## RAW RECORDS
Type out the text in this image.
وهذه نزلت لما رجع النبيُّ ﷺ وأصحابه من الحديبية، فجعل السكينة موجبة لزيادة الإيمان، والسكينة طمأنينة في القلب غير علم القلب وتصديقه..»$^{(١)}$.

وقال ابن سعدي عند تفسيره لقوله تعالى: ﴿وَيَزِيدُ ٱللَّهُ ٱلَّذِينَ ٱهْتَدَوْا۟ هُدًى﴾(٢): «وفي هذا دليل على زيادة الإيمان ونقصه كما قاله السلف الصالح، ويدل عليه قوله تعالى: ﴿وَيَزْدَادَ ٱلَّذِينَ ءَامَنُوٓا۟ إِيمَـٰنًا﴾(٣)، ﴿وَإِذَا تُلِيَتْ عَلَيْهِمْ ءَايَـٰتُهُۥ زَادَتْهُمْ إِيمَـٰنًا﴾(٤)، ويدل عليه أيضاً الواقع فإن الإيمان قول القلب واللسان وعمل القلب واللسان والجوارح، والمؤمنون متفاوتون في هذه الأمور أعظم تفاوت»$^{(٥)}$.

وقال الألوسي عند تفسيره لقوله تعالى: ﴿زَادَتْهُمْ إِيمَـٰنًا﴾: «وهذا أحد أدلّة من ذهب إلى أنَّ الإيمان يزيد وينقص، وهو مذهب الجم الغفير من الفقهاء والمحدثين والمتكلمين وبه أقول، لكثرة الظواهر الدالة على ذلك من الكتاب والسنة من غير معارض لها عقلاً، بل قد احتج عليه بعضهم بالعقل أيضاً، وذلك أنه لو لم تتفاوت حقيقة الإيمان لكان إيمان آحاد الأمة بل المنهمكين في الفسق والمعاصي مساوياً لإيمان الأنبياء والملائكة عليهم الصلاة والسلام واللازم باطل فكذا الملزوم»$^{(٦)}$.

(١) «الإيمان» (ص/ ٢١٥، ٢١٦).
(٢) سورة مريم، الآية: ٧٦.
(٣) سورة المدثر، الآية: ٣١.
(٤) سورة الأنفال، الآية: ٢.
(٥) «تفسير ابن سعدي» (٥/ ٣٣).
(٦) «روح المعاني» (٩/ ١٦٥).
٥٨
---
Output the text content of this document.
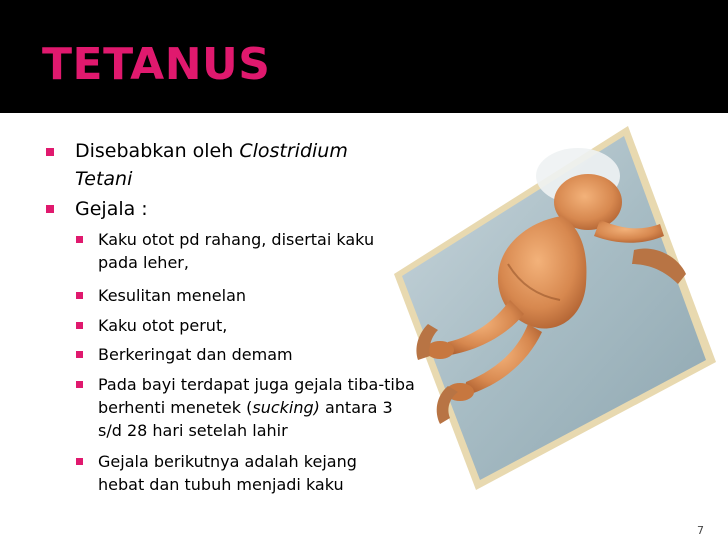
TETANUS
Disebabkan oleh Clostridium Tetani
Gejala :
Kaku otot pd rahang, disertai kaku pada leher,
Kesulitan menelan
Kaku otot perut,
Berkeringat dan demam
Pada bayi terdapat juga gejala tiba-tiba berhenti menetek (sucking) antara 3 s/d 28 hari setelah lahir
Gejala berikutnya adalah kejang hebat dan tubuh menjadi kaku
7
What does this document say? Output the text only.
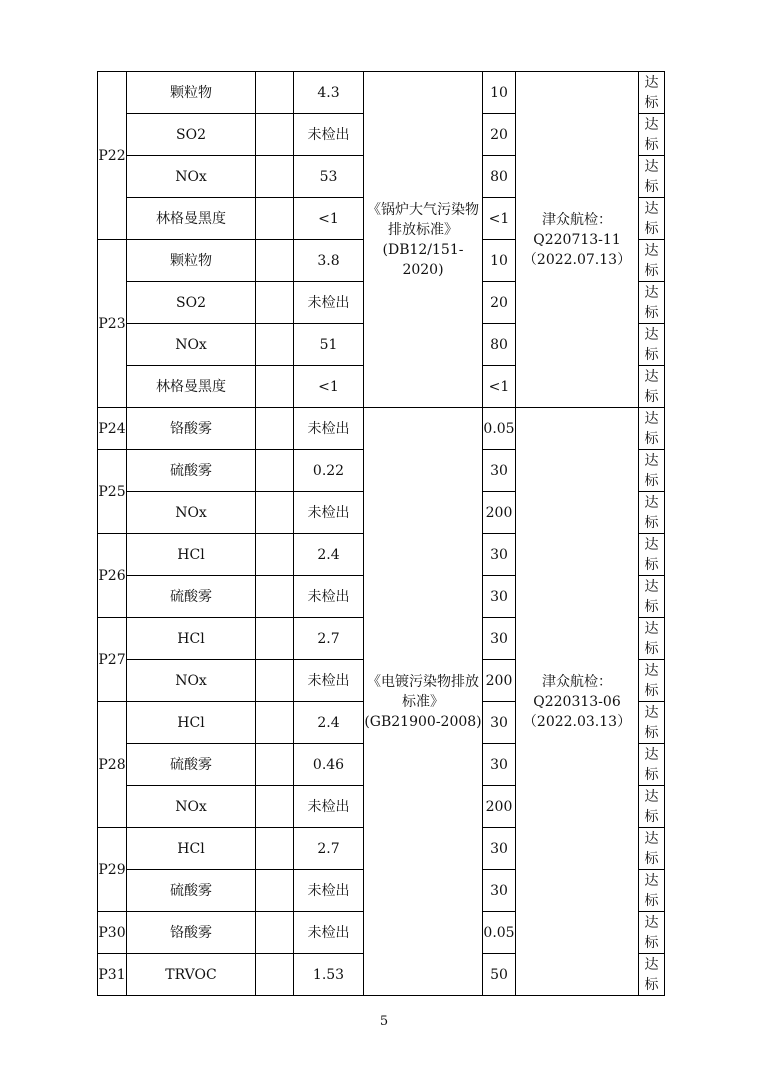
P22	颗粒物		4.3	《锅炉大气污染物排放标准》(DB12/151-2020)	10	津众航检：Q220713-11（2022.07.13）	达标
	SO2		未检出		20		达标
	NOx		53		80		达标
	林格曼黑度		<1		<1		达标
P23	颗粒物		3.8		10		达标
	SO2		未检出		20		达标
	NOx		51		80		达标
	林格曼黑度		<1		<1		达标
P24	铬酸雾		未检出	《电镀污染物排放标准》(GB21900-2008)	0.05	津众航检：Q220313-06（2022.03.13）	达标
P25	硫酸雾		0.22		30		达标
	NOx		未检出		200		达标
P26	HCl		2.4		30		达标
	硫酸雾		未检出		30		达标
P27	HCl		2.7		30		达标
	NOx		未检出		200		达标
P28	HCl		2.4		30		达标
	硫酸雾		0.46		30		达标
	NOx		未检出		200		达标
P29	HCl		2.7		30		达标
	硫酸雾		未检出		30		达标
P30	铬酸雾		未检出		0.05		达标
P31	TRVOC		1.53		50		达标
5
* * *
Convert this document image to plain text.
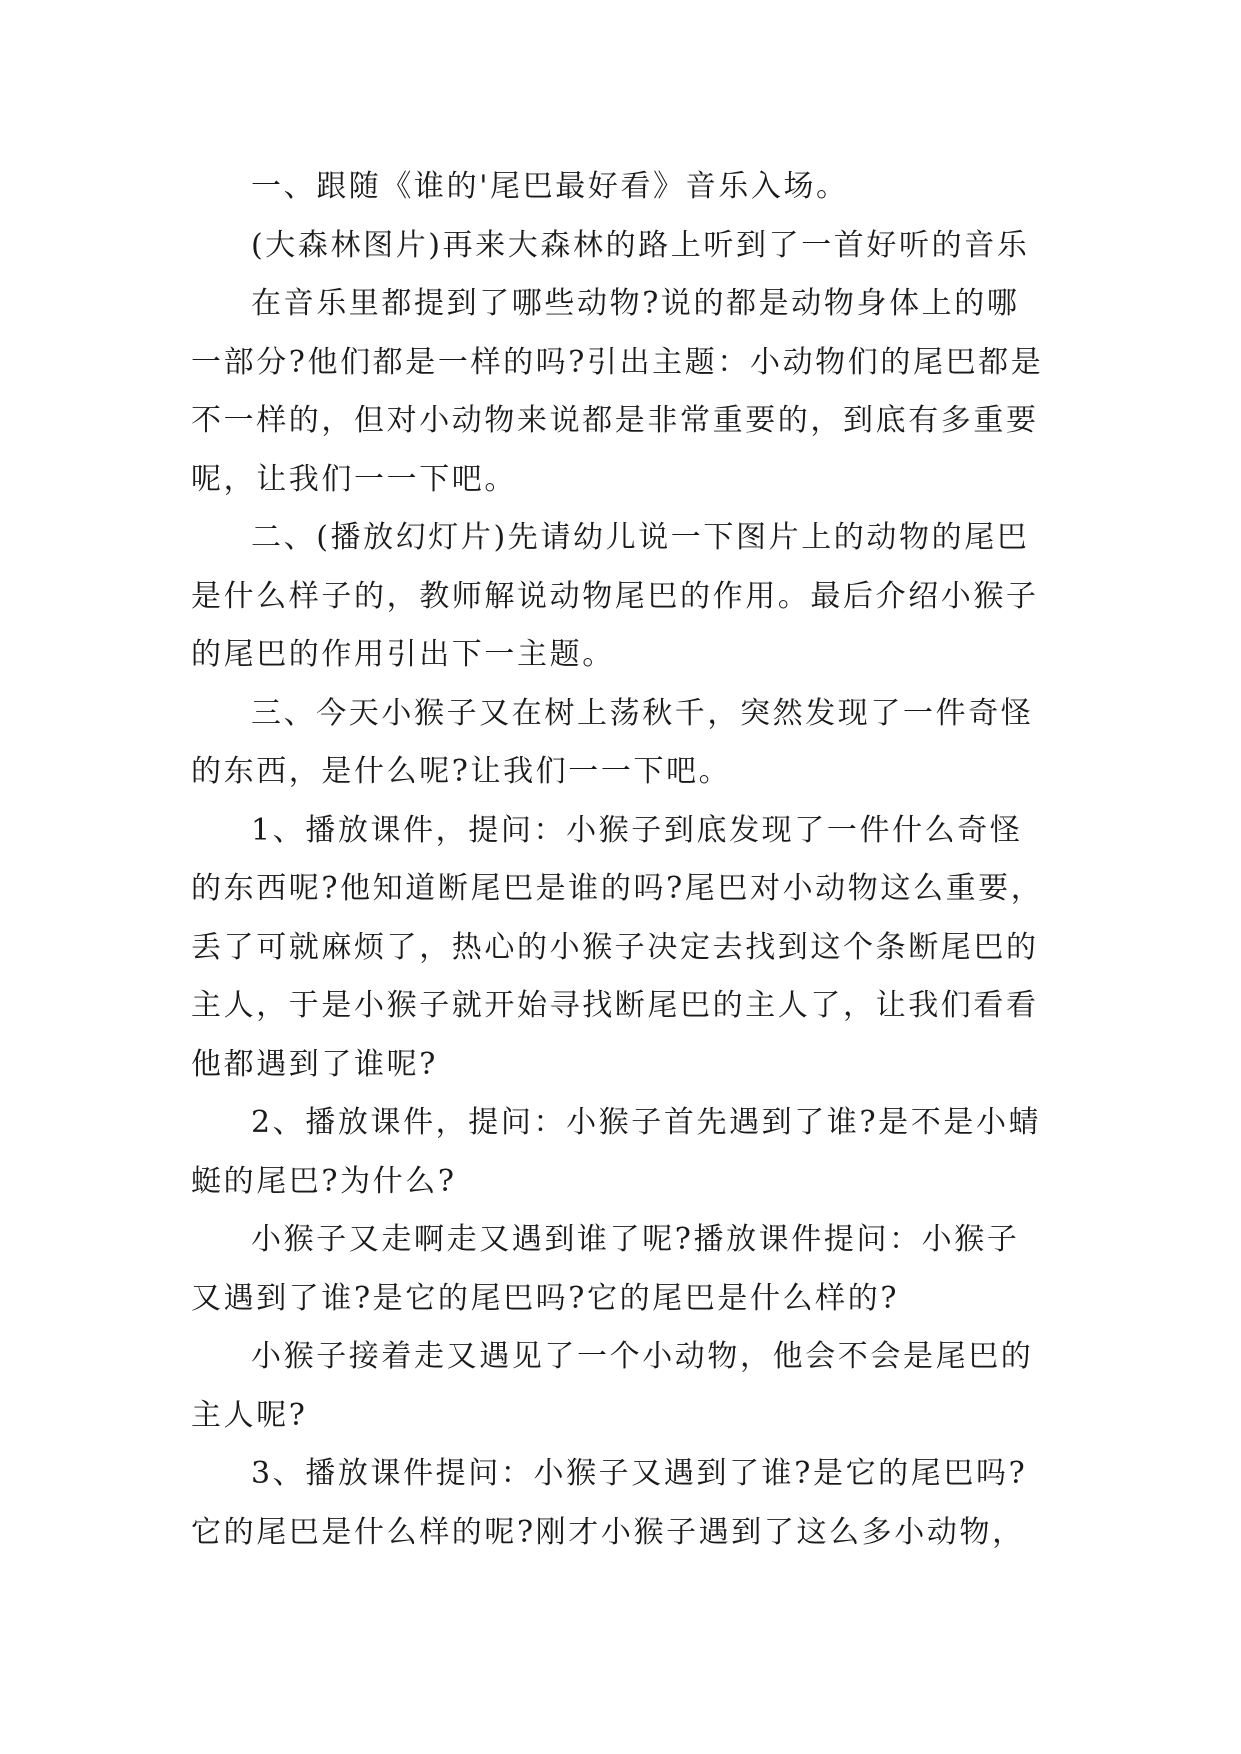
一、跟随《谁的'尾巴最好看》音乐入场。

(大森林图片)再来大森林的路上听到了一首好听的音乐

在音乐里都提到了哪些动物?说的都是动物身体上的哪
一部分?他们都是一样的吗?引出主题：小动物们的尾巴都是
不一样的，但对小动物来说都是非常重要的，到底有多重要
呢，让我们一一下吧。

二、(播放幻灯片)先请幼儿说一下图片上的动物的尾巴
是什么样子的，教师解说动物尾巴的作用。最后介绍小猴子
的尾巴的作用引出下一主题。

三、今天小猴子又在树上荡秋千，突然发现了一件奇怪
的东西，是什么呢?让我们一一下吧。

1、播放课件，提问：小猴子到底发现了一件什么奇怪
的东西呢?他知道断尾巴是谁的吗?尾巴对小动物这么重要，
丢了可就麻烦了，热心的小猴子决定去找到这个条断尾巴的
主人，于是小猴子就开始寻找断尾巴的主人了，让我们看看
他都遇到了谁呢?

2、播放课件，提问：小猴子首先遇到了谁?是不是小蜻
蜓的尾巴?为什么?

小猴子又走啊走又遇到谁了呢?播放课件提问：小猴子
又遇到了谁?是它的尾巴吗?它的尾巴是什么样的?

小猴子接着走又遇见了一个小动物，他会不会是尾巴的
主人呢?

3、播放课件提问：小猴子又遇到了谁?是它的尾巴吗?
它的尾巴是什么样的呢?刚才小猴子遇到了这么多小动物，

## EXERCISE PROMPT
Find how many lines in the listing hold "أيضا", and reply with that number only.

## SOLVED PROBLEM
2